━━ Article ━━

The Higgs fields have vacuum expectation values
\begin{eqnarray}
<H>_o &=& v_1  \; , \nonumber \\
<\chi>_o &=& v_2,
\end{eqnarray}
and then the symmetry is spontaneously broken to $U(1)_Q$ .

The mass matrix obtained from the Higgs potential for the fields
$\varphi_3$, $\varphi_4$ (the neutral would-be
Golstone bosons) is identically zero, and it is unknown which
of the fields are `eaten' by the longitudinally polarized
gauge fields. To get the renormalizable theory, in the $R_{\xi}$,
gauge we need to cancel the mixing terms
$\eta_{Z}\left(\partial_{\mu} Z^{\mu} \right)$, $\eta_{Z^{'}}
(\partial_{\mu}Z^{\mu '})$ and $\varphi^+ \left(\partial_{\mu}
W^{\mu -} \right)$ from the kinetic lagrangian of the Higgs
fields, where $\eta_Z$, $\eta_{Z'}$ and $\varphi^+$ are the
Goldstone bosons of the $Z_{\mu}$, $Z_{\mu}'$ and
$W_{\mu}^+$, respectively. The gauge fixing term in the
lagrangian is \cite{gauge}
\begin{eqnarray}
L_{GF} = &-&\frac{1}{2 \xi_{a}} \left( \partial_{\mu} A^{\mu}
\right)^{2} -
\frac{1}{2 \xi_{z}} \left( \partial_{\mu} Z^{\mu}
 - \xi_{z} M_{Z} \eta_{Z} \right)^2 \\
 &-& \frac{1}{2 \xi_{z'}} \left(\partial_{\mu} Z^{\mu '} -
\xi_{z'}  M_{Z'} \eta_{Z'} \right)^2
- \frac{1}{ \xi_{w}} \left| \partial_{\mu}
W^{\mu +} - i \xi_{w} \; M_{W} \; \varphi^{+} \right| ^2 \, ,
\nonumber
\end{eqnarray}
and, using the covariant derivative as a function of the real
fields \cite{ponce}, we get
\begin{eqnarray}
\eta_Z &=&  \frac{g}{M_Z} \frac{\sin\psi}{\cos\theta}
\; \sum_{i=3,4} v_i  \left(t_{3i}
-\frac{\sin\theta \cot\psi}{ \sin 2\xi } [ a
Y_{1\varphi_{i}} - 2Y_{GWS_{i}} \sin^2\xi] \right) \varphi_i
 \; , \nonumber \\
\eta_{Z'} &=& \frac{g}{M_{Z'}} \frac{\cos\psi}{\cos\theta}
\sum_{i=3,4}v_i
\left(t_{3i}+\frac{\sin\theta\tan\psi}{ \sin 2\xi }
[aY_{1\varphi_{i}} - 2Y_{GWS_{i}}\sin^2\xi] \right) \varphi_i
\end{eqnarray}
where $M_Z$ and $M_{Z'}$ are the $Z_{\mu}$ and $Z_{\mu}^{'}$
masses respectively and $t_{3i}$ are the
$T_{3L}$ quantum numbers of the Higgs fields. The angles
$\theta, \psi$ and $\xi$ are given by
\begin{eqnarray}
\tan \xi &=& \frac{a}{b} \; \frac{g_2}{g_1} \; , \nonumber \\
\sin\theta &=& \frac{e}{g} \; , \nonumber \\
\tan 2\psi &=& - \frac{4 M_W^2 / \cos^2
\theta}{M_{Z'}^2+M_{Z}^2-2M_W^2/ \cos^2 \theta} \; \frac{\sin
\theta}{\sin^2 \xi} \; ( aY_{1} - \sin^2 \xi )

━━━

Task brief:
In the passage on Higgs symmetry breaking, what do the quantities $t_{3i}$ stand for?

━━ Record extracts ━━

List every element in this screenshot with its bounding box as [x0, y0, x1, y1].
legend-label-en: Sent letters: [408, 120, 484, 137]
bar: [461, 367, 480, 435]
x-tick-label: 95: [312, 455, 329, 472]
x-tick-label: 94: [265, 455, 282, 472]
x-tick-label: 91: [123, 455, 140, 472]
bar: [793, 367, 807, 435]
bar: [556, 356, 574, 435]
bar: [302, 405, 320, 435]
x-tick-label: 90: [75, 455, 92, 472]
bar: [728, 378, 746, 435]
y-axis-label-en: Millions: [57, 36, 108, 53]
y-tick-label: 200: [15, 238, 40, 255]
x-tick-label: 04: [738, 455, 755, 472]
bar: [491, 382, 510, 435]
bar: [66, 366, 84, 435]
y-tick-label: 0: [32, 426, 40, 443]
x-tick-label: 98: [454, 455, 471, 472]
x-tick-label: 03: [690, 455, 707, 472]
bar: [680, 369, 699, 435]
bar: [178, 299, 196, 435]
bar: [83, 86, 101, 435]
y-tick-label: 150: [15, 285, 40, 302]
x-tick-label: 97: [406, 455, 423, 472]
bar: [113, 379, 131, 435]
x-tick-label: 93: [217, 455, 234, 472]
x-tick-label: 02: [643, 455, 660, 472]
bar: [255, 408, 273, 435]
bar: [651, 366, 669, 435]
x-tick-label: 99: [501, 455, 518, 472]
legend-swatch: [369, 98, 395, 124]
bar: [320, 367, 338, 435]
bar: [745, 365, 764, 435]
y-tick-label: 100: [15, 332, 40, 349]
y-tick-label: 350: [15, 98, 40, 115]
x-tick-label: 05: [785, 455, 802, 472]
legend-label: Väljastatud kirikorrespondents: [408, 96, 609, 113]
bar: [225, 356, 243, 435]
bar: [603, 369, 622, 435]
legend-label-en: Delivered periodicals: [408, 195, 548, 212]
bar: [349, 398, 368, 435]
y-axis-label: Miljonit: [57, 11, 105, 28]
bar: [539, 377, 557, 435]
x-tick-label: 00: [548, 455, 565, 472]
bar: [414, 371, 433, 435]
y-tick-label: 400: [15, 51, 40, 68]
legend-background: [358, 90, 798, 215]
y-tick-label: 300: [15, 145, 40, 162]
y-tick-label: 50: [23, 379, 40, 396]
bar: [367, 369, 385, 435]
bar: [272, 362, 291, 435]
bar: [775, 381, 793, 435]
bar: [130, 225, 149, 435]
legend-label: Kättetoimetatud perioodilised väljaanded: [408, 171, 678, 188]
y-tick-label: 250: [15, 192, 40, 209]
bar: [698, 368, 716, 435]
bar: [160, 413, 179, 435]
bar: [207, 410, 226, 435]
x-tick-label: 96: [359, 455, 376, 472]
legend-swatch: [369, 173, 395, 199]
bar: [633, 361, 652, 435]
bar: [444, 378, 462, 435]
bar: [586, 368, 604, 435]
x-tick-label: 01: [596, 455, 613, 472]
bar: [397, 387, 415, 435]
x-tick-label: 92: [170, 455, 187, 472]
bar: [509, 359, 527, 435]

━━━

Complete response:
They are the $T_{3L}$ quantum numbers of the Higgs fields.